**DIRECTIONS FOR THIS TASK**
Identify every line containing the word "JSON" and reproduce each one.

**DATASET ROWS**
──────────────────────────────

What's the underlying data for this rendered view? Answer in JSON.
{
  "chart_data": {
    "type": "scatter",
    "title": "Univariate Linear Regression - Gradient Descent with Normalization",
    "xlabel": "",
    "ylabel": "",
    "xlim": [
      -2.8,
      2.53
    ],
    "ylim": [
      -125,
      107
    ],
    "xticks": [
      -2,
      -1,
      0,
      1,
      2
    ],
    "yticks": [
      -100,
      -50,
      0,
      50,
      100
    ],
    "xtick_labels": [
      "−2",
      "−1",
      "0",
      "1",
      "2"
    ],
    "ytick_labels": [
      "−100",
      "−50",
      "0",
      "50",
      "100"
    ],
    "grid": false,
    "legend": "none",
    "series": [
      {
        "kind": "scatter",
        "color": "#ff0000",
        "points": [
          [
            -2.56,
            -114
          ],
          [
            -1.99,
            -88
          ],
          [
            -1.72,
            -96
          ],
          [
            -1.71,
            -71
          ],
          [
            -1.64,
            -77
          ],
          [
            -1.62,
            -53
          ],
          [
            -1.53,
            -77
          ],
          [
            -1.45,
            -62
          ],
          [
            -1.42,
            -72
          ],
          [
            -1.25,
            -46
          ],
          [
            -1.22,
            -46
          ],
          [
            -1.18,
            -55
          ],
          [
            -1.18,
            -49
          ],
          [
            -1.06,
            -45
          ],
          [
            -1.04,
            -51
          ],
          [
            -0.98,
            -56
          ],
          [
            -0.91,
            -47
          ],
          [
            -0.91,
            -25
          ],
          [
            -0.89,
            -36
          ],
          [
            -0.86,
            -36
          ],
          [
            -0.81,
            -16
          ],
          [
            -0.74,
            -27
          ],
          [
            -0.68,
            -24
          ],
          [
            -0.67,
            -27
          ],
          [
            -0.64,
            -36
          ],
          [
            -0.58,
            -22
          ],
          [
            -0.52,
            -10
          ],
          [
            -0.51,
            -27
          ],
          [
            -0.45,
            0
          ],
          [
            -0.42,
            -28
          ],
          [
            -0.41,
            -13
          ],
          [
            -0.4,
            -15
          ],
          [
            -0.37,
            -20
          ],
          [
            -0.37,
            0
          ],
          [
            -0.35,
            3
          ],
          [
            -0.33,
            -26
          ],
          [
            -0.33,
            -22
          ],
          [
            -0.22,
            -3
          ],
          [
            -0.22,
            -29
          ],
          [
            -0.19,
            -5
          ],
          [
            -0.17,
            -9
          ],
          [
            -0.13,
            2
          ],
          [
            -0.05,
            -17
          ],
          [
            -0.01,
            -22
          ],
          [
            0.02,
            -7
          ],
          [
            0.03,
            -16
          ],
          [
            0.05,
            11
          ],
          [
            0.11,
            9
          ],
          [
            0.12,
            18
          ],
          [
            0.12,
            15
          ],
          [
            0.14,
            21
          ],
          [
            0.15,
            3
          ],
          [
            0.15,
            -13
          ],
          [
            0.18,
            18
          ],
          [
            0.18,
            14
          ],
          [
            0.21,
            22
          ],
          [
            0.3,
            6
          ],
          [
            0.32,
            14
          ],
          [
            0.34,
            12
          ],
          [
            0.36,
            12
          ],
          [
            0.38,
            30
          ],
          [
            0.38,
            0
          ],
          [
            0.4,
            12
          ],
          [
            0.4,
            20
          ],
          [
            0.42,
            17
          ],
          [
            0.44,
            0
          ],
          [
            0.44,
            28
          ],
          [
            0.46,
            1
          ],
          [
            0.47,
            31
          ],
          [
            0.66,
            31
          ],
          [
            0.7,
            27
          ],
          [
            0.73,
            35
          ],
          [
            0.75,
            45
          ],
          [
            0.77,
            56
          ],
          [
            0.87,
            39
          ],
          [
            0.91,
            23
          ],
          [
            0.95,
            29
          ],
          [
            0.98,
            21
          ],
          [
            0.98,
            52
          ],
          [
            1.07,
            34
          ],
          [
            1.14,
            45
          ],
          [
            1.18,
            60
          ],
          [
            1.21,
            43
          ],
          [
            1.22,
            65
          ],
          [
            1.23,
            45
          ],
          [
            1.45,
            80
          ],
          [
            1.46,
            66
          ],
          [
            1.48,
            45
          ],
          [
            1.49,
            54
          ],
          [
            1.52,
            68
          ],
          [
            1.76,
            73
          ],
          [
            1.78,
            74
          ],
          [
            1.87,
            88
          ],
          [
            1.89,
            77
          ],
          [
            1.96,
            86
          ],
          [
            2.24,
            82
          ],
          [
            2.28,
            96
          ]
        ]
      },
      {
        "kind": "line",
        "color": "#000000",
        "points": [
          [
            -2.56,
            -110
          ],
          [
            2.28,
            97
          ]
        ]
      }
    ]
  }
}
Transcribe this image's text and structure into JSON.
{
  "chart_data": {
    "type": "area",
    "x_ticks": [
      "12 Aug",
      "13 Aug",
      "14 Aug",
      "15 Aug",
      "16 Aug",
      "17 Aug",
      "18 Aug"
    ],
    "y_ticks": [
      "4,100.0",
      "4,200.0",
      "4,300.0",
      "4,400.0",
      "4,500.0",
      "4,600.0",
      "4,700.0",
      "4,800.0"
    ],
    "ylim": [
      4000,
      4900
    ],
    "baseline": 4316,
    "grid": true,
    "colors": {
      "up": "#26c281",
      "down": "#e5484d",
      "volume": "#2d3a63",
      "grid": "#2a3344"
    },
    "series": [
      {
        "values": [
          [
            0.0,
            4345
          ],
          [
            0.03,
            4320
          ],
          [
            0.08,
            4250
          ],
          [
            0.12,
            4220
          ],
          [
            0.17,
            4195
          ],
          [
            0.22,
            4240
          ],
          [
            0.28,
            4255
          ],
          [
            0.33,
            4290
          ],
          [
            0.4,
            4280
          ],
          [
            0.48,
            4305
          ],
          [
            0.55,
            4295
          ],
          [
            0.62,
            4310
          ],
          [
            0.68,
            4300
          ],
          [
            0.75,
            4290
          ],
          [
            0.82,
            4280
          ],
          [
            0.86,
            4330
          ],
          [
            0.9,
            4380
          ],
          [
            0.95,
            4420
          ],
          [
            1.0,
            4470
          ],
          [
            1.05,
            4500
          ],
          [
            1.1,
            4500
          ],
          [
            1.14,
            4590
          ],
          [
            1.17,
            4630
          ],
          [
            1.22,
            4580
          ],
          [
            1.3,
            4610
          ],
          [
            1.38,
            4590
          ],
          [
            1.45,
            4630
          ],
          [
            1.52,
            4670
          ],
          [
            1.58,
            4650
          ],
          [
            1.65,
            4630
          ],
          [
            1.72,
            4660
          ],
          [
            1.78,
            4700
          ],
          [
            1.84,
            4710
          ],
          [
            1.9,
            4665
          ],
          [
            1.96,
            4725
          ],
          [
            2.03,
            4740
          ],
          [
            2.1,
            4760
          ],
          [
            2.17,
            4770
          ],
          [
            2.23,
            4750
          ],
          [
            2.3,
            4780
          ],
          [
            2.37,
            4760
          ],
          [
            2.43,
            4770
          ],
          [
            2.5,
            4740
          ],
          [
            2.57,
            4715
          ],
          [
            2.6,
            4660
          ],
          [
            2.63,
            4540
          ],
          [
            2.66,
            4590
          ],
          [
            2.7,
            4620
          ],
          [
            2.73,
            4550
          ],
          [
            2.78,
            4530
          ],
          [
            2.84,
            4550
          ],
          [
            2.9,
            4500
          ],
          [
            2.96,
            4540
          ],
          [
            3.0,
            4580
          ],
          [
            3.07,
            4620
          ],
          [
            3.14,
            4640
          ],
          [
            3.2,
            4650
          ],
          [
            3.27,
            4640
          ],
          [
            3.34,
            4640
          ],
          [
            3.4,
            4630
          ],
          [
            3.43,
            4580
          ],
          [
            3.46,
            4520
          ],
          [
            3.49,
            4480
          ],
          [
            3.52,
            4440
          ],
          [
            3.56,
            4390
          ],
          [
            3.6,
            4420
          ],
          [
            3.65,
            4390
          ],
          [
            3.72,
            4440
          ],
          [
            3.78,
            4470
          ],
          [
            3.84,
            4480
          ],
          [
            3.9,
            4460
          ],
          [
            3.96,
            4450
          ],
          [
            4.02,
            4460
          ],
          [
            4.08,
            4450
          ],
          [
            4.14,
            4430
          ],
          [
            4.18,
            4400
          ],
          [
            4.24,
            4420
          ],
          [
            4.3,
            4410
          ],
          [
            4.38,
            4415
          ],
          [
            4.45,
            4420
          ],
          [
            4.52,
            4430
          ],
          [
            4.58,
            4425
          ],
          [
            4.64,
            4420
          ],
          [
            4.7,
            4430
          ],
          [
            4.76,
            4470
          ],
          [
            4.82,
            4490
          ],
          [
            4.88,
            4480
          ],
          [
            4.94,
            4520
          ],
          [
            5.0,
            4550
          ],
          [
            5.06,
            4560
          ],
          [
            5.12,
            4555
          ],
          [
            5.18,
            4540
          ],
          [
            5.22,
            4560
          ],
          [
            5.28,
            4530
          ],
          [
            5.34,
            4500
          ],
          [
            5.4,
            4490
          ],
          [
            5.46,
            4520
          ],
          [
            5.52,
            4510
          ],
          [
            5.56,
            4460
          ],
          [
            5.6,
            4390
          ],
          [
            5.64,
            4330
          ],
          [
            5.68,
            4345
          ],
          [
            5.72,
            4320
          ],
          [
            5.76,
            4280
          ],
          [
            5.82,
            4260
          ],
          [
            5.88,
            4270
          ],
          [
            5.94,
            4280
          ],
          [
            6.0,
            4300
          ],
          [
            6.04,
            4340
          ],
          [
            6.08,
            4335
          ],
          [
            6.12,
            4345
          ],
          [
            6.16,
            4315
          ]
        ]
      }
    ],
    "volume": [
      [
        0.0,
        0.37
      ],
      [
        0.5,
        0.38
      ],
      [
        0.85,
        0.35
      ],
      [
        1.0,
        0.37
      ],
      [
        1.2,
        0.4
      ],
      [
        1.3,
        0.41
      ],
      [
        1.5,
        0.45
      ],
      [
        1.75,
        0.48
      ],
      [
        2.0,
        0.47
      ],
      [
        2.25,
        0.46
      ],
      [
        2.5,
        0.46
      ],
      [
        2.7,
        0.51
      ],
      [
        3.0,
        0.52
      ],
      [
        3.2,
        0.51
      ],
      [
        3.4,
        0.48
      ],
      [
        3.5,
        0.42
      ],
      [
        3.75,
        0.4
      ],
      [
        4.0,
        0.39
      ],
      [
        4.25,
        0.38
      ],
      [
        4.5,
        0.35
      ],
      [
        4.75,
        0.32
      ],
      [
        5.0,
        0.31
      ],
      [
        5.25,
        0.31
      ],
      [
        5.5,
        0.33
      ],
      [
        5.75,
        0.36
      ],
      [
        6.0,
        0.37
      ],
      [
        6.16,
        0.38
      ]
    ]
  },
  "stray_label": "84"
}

──────────────────────────────

**COMPLETE ANSWER**
What's the underlying data for this rendered view? Answer in JSON.
Transcribe this image's text and structure into JSON.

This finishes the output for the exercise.